Transcribe the lines below verbatim, skipping the images.

┌────────

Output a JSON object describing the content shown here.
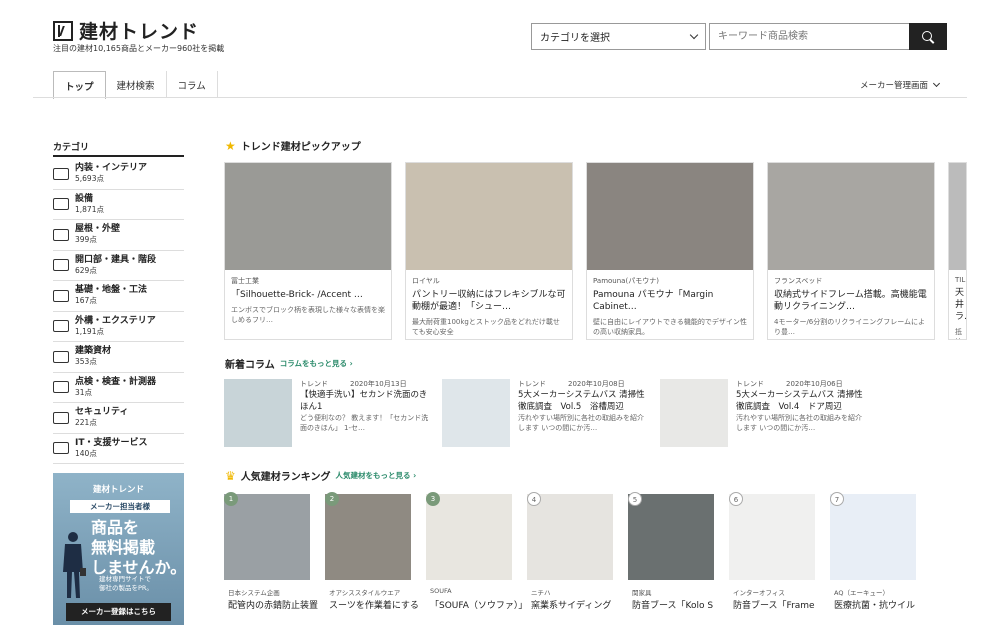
{
  "header": {
    "logo": "建材トレンド",
    "tagline": "注目の建材10,165商品とメーカー960社を掲載",
    "category_select": "カテゴリを選択",
    "search_placeholder": "キーワード商品検索"
  },
  "tabs": [
    "トップ",
    "建材検索",
    "コラム"
  ],
  "admin_link": "メーカー管理画面",
  "categories": {
    "title": "カテゴリ",
    "items": [
      {
        "label": "内装・インテリア",
        "count": "5,693点"
      },
      {
        "label": "設備",
        "count": "1,871点"
      },
      {
        "label": "屋根・外壁",
        "count": "399点"
      },
      {
        "label": "開口部・建具・階段",
        "count": "629点"
      },
      {
        "label": "基礎・地盤・工法",
        "count": "167点"
      },
      {
        "label": "外構・エクステリア",
        "count": "1,191点"
      },
      {
        "label": "建築資材",
        "count": "353点"
      },
      {
        "label": "点検・検査・計測器",
        "count": "31点"
      },
      {
        "label": "セキュリティ",
        "count": "221点"
      },
      {
        "label": "IT・支援サービス",
        "count": "140点"
      }
    ]
  },
  "banner": {
    "logo": "建材トレンド",
    "tag": "メーカー担当者様",
    "headline": "商品を\n無料掲載\nしませんか。",
    "sub": "建材専門サイトで\n御社の製品をPR。",
    "button": "メーカー登録はこちら"
  },
  "pickup": {
    "title": "トレンド建材ピックアップ",
    "cards": [
      {
        "source": "冨士工業",
        "title": "「Silhouette-Brick- /Accent …",
        "desc": "エンボスでブロック柄を表現した様々な表情を楽しめるフリ…",
        "color": "#9a9a96"
      },
      {
        "source": "ロイヤル",
        "title": "パントリー収納にはフレキシブルな可動棚が最適！「シュー…",
        "desc": "最大耐荷重100kgとストック品をどれだけ載せても安心安全",
        "color": "#c9c0b0"
      },
      {
        "source": "Pamouna(パモウナ)",
        "title": "Pamouna パモウナ「Margin Cabinet…",
        "desc": "壁に自由にレイアウトできる機能的でデザイン性の高い収納家具。",
        "color": "#8a8580"
      },
      {
        "source": "フランスベッド",
        "title": "収納式サイドフレーム搭載。高機能電動リクライニング…",
        "desc": "4モーター/6分割のリクライニングフレームにより豊…",
        "color": "#a8a6a2"
      },
      {
        "source": "TIL",
        "title": "天井ラ…",
        "desc": "抵抗…",
        "color": "#bbb"
      }
    ]
  },
  "columns": {
    "title": "新着コラム",
    "more": "コラムをもっと見る",
    "items": [
      {
        "tag": "トレンド",
        "date": "2020年10月13日",
        "title": "【快適手洗い】セカンド洗面のきほん1",
        "desc": "どう便利なの？ 教えます！「セカンド洗面のきほん」 1-セ…"
      },
      {
        "tag": "トレンド",
        "date": "2020年10月08日",
        "title": "5大メーカーシステムバス 清掃性徹底調査　Vol.5　浴槽周辺",
        "desc": "汚れやすい場所別に各社の取組みを紹介します いつの間にか汚…"
      },
      {
        "tag": "トレンド",
        "date": "2020年10月06日",
        "title": "5大メーカーシステムバス 清掃性徹底調査　Vol.4　ドア周辺",
        "desc": "汚れやすい場所別に各社の取組みを紹介します いつの間にか汚…"
      }
    ]
  },
  "ranking": {
    "title": "人気建材ランキング",
    "more": "人気建材をもっと見る",
    "items": [
      {
        "no": "1",
        "company": "日本システム企画",
        "title": "配管内の赤錆防止装置"
      },
      {
        "no": "2",
        "company": "オアシススタイルウエア",
        "title": "スーツを作業着にする"
      },
      {
        "no": "3",
        "company": "SOUFA",
        "title": "「SOUFA（ソウファ）」"
      },
      {
        "no": "4",
        "company": "ニチハ",
        "title": "窯業系サイディング"
      },
      {
        "no": "5",
        "company": "関家具",
        "title": "防音ブース「Kolo S"
      },
      {
        "no": "6",
        "company": "インターオフィス",
        "title": "防音ブース「Frame"
      },
      {
        "no": "7",
        "company": "AQ（エーキュー）",
        "title": "医療抗菌・抗ウイル"
      }
    ]
  }
}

└────────

Solution for this task:
Output a JSON object describing the content shown here.
{
  "header": {
    "logo": "建材トレンド",
    "tagline": "注目の建材10,165商品とメーカー960社を掲載",
    "category_select": "カテゴリを選択",
    "search_placeholder": "キーワード商品検索"
  },
  "tabs": [
    "トップ",
    "建材検索",
    "コラム"
  ],
  "admin_link": "メーカー管理画面",
  "categories": {
    "title": "カテゴリ",
    "items": [
      {
        "label": "内装・インテリア",
        "count": "5,693点"
      },
      {
        "label": "設備",
        "count": "1,871点"
      },
      {
        "label": "屋根・外壁",
        "count": "399点"
      },
      {
        "label": "開口部・建具・階段",
        "count": "629点"
      },
      {
        "label": "基礎・地盤・工法",
        "count": "167点"
      },
      {
        "label": "外構・エクステリア",
        "count": "1,191点"
      },
      {
        "label": "建築資材",
        "count": "353点"
      },
      {
        "label": "点検・検査・計測器",
        "count": "31点"
      },
      {
        "label": "セキュリティ",
        "count": "221点"
      },
      {
        "label": "IT・支援サービス",
        "count": "140点"
      }
    ]
  },
  "banner": {
    "logo": "建材トレンド",
    "tag": "メーカー担当者様",
    "headline": "商品を\n無料掲載\nしませんか。",
    "sub": "建材専門サイトで\n御社の製品をPR。",
    "button": "メーカー登録はこちら"
  },
  "pickup": {
    "title": "トレンド建材ピックアップ",
    "cards": [
      {
        "source": "冨士工業",
        "title": "「Silhouette-Brick- /Accent …",
        "desc": "エンボスでブロック柄を表現した様々な表情を楽しめるフリ…",
        "color": "#9a9a96"
      },
      {
        "source": "ロイヤル",
        "title": "パントリー収納にはフレキシブルな可動棚が最適！「シュー…",
        "desc": "最大耐荷重100kgとストック品をどれだけ載せても安心安全",
        "color": "#c9c0b0"
      },
      {
        "source": "Pamouna(パモウナ)",
        "title": "Pamouna パモウナ「Margin Cabinet…",
        "desc": "壁に自由にレイアウトできる機能的でデザイン性の高い収納家具。",
        "color": "#8a8580"
      },
      {
        "source": "フランスベッド",
        "title": "収納式サイドフレーム搭載。高機能電動リクライニング…",
        "desc": "4モーター/6分割のリクライニングフレームにより豊…",
        "color": "#a8a6a2"
      },
      {
        "source": "TIL",
        "title": "天井ラ…",
        "desc": "抵抗…",
        "color": "#bbb"
      }
    ]
  },
  "columns": {
    "title": "新着コラム",
    "more": "コラムをもっと見る",
    "items": [
      {
        "tag": "トレンド",
        "date": "2020年10月13日",
        "title": "【快適手洗い】セカンド洗面のきほん1",
        "desc": "どう便利なの？ 教えます！「セカンド洗面のきほん」 1-セ…"
      },
      {
        "tag": "トレンド",
        "date": "2020年10月08日",
        "title": "5大メーカーシステムバス 清掃性徹底調査　Vol.5　浴槽周辺",
        "desc": "汚れやすい場所別に各社の取組みを紹介します いつの間にか汚…"
      },
      {
        "tag": "トレンド",
        "date": "2020年10月06日",
        "title": "5大メーカーシステムバス 清掃性徹底調査　Vol.4　ドア周辺",
        "desc": "汚れやすい場所別に各社の取組みを紹介します いつの間にか汚…"
      }
    ]
  },
  "ranking": {
    "title": "人気建材ランキング",
    "more": "人気建材をもっと見る",
    "items": [
      {
        "no": "1",
        "company": "日本システム企画",
        "title": "配管内の赤錆防止装置"
      },
      {
        "no": "2",
        "company": "オアシススタイルウエア",
        "title": "スーツを作業着にする"
      },
      {
        "no": "3",
        "company": "SOUFA",
        "title": "「SOUFA（ソウファ）」"
      },
      {
        "no": "4",
        "company": "ニチハ",
        "title": "窯業系サイディング"
      },
      {
        "no": "5",
        "company": "関家具",
        "title": "防音ブース「Kolo S"
      },
      {
        "no": "6",
        "company": "インターオフィス",
        "title": "防音ブース「Frame"
      },
      {
        "no": "7",
        "company": "AQ（エーキュー）",
        "title": "医療抗菌・抗ウイル"
      }
    ]
  }
}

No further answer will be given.